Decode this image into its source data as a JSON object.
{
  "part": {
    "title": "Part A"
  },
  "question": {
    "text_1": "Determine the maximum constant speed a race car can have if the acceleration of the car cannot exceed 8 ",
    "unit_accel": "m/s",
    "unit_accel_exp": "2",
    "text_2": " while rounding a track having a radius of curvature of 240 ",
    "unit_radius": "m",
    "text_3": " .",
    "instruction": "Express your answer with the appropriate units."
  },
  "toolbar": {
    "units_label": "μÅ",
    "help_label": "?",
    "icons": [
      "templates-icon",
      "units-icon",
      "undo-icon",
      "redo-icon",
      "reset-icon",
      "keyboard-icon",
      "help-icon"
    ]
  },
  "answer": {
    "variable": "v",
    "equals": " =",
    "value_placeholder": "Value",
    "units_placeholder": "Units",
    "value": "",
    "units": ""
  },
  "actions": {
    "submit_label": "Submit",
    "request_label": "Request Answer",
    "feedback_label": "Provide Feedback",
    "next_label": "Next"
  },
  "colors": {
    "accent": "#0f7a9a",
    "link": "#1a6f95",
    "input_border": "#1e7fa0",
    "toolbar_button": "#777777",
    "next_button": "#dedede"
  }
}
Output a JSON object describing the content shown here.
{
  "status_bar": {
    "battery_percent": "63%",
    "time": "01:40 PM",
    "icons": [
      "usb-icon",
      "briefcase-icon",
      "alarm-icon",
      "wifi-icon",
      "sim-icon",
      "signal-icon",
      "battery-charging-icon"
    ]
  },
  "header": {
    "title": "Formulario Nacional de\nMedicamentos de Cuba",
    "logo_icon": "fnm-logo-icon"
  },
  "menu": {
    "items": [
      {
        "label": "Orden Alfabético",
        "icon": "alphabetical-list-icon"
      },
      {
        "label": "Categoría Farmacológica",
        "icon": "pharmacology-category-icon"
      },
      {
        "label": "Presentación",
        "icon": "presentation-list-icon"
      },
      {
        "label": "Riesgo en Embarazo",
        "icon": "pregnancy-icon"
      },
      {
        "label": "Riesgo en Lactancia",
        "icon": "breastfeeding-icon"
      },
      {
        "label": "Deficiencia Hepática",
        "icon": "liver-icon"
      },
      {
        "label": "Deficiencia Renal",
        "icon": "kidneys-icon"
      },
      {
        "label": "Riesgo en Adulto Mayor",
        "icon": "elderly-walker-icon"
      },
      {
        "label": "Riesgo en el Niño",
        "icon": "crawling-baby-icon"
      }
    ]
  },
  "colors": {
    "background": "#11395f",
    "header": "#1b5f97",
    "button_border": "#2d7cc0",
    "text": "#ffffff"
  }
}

************

What the task requires
Retype the listing above in full, with no alterations.

Exercise solution
Decode this image into its source data as a JSON object.
{
  "part": {
    "title": "Part A"
  },
  "question": {
    "text_1": "Determine the maximum constant speed a race car can have if the acceleration of the car cannot exceed 8 ",
    "unit_accel": "m/s",
    "unit_accel_exp": "2",
    "text_2": " while rounding a track having a radius of curvature of 240 ",
    "unit_radius": "m",
    "text_3": " .",
    "instruction": "Express your answer with the appropriate units."
  },
  "toolbar": {
    "units_label": "μÅ",
    "help_label": "?",
    "icons": [
      "templates-icon",
      "units-icon",
      "undo-icon",
      "redo-icon",
      "reset-icon",
      "keyboard-icon",
      "help-icon"
    ]
  },
  "answer": {
    "variable": "v",
    "equals": " =",
    "value_placeholder": "Value",
    "units_placeholder": "Units",
    "value": "",
    "units": ""
  },
  "actions": {
    "submit_label": "Submit",
    "request_label": "Request Answer",
    "feedback_label": "Provide Feedback",
    "next_label": "Next"
  },
  "colors": {
    "accent": "#0f7a9a",
    "link": "#1a6f95",
    "input_border": "#1e7fa0",
    "toolbar_button": "#777777",
    "next_button": "#dedede"
  }
}
Output a JSON object describing the content shown here.
{
  "status_bar": {
    "battery_percent": "63%",
    "time": "01:40 PM",
    "icons": [
      "usb-icon",
      "briefcase-icon",
      "alarm-icon",
      "wifi-icon",
      "sim-icon",
      "signal-icon",
      "battery-charging-icon"
    ]
  },
  "header": {
    "title": "Formulario Nacional de\nMedicamentos de Cuba",
    "logo_icon": "fnm-logo-icon"
  },
  "menu": {
    "items": [
      {
        "label": "Orden Alfabético",
        "icon": "alphabetical-list-icon"
      },
      {
        "label": "Categoría Farmacológica",
        "icon": "pharmacology-category-icon"
      },
      {
        "label": "Presentación",
        "icon": "presentation-list-icon"
      },
      {
        "label": "Riesgo en Embarazo",
        "icon": "pregnancy-icon"
      },
      {
        "label": "Riesgo en Lactancia",
        "icon": "breastfeeding-icon"
      },
      {
        "label": "Deficiencia Hepática",
        "icon": "liver-icon"
      },
      {
        "label": "Deficiencia Renal",
        "icon": "kidneys-icon"
      },
      {
        "label": "Riesgo en Adulto Mayor",
        "icon": "elderly-walker-icon"
      },
      {
        "label": "Riesgo en el Niño",
        "icon": "crawling-baby-icon"
      }
    ]
  },
  "colors": {
    "background": "#11395f",
    "header": "#1b5f97",
    "button_border": "#2d7cc0",
    "text": "#ffffff"
  }
}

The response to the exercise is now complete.